- **Work required**
Look for the string "Right" in the lines and copy each line that has it.

────────────────────

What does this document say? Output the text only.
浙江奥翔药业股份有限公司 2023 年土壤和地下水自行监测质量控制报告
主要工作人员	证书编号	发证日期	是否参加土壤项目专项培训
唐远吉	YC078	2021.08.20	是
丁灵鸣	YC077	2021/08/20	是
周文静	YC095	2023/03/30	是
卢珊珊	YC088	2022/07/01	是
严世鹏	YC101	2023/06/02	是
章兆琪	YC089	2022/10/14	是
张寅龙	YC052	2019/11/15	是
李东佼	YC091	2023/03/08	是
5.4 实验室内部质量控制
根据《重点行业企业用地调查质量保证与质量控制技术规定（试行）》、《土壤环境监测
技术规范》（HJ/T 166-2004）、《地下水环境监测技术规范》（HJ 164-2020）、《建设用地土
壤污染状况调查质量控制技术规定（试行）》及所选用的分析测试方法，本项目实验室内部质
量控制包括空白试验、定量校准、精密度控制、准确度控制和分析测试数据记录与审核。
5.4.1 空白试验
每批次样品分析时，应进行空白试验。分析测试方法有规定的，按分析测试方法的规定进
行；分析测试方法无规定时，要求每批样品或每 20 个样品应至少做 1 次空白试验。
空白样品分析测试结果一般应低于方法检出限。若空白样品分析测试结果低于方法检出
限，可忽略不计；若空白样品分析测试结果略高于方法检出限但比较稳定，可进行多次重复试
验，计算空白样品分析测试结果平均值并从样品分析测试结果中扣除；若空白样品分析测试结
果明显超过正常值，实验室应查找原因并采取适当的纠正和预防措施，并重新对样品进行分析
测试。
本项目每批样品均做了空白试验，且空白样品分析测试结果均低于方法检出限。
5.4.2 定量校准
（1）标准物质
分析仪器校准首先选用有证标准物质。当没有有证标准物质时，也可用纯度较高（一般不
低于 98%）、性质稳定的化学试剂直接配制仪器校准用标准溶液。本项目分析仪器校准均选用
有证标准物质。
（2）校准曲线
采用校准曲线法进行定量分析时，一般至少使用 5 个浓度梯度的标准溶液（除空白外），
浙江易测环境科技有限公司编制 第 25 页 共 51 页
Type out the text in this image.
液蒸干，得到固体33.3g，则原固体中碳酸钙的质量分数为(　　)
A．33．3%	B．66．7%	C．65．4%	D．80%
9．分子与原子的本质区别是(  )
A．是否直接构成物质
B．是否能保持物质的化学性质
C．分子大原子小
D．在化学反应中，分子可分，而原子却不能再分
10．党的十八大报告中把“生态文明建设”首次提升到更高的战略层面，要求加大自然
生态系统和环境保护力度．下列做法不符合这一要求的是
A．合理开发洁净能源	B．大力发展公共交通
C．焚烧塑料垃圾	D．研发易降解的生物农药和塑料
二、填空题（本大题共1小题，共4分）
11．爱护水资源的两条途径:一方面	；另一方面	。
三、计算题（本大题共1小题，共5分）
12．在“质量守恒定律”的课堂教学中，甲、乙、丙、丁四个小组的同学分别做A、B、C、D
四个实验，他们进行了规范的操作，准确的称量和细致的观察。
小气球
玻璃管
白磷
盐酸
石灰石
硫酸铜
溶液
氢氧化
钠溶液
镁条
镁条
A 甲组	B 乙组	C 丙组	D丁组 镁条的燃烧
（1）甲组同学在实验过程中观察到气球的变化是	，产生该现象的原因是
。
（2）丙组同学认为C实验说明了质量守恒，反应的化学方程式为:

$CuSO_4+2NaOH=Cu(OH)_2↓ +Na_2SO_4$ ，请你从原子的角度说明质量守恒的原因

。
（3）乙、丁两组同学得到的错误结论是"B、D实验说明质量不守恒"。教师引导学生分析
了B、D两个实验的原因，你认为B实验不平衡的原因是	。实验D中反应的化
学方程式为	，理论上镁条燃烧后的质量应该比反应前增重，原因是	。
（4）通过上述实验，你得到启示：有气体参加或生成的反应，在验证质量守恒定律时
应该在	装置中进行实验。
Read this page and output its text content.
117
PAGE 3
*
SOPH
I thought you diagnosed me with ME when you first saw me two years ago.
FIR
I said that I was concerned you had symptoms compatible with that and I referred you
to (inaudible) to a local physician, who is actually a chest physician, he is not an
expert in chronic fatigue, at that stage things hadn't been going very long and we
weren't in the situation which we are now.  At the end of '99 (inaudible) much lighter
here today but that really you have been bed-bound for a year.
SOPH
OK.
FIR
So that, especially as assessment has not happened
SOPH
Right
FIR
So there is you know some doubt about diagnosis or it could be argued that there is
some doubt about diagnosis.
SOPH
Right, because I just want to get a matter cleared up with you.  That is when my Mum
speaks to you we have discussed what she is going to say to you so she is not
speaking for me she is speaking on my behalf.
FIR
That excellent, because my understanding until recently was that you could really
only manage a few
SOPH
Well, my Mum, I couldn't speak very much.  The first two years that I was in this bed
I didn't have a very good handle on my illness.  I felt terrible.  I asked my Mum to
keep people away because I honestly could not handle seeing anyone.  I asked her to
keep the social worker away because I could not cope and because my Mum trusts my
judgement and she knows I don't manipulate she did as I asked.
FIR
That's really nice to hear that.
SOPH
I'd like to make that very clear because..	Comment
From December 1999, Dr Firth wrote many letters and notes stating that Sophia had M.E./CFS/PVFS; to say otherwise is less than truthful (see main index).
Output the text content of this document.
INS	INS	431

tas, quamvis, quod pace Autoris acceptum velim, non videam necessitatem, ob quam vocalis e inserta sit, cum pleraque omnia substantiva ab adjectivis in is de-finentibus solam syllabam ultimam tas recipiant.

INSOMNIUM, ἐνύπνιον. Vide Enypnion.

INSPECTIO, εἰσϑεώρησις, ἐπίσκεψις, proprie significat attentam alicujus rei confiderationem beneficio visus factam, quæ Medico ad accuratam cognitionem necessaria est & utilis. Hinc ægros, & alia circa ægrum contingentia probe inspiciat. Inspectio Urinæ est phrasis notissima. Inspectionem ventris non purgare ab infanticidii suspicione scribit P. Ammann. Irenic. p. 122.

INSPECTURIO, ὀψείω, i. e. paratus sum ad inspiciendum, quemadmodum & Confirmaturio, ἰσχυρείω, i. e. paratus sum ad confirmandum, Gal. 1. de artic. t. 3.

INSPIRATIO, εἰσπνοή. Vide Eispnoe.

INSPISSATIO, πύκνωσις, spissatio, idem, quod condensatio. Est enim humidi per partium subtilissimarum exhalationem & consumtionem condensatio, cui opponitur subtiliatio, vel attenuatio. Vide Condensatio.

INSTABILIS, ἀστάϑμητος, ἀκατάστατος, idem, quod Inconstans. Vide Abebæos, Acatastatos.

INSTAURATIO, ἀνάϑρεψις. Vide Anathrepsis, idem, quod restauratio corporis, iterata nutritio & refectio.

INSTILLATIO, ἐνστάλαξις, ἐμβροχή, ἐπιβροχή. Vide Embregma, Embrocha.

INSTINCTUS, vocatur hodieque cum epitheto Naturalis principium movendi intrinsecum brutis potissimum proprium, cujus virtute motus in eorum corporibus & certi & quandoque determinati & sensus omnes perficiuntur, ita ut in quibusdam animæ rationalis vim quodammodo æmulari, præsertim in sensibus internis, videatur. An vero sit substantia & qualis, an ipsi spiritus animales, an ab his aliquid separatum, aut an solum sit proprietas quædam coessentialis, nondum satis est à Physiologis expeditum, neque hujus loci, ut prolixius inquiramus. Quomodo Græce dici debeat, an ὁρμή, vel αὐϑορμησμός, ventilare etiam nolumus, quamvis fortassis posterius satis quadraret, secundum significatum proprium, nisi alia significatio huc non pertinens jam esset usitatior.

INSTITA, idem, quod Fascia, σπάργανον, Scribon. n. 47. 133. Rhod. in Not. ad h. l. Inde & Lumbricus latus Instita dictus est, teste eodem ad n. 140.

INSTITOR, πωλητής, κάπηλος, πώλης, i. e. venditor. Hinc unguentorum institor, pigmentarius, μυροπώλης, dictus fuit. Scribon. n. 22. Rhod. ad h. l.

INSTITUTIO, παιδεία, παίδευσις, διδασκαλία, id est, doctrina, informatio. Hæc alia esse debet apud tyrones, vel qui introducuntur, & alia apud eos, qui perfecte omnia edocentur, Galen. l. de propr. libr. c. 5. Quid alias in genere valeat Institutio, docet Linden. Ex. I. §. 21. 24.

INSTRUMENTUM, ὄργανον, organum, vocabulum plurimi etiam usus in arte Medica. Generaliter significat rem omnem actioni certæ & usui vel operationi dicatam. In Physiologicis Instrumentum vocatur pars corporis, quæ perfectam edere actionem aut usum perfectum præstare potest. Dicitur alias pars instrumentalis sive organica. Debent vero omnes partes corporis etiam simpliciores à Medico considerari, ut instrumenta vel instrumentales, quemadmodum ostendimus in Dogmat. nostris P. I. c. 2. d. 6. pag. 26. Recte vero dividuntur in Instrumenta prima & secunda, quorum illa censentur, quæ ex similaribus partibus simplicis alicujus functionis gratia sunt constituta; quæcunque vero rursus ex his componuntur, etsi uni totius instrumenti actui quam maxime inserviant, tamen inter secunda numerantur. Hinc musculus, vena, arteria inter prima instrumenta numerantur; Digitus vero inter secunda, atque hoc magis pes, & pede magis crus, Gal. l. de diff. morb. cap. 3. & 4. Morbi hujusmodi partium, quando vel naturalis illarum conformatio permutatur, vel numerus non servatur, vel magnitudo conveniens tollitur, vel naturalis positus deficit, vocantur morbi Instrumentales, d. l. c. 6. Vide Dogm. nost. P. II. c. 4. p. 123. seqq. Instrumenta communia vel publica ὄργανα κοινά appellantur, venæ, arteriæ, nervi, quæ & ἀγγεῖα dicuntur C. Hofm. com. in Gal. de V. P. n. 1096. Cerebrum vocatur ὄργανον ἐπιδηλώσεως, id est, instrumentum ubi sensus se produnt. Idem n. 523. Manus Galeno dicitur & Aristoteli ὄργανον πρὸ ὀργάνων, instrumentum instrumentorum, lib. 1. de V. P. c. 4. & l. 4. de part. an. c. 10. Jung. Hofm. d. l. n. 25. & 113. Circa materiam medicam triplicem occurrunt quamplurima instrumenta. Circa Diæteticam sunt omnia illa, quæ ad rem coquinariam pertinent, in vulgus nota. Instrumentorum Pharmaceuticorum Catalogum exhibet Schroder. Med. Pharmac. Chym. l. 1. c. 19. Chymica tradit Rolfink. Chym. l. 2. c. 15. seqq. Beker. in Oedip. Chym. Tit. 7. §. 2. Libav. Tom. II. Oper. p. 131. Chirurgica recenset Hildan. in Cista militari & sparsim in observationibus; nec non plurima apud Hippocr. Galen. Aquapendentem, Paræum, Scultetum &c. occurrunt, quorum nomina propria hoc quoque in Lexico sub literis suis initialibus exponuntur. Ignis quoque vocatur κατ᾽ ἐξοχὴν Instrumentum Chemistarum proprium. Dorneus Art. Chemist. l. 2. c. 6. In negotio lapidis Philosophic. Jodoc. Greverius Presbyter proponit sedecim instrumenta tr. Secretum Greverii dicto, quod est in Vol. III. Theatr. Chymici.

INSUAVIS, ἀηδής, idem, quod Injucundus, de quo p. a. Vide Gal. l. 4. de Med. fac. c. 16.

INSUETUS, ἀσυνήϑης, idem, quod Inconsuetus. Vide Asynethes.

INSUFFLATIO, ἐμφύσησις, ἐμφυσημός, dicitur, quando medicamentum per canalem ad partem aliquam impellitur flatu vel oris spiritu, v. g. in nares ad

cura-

────────────────────

- **Output**
Right
Right, because I just want to get a matter cleared up with you.  That is when my Mum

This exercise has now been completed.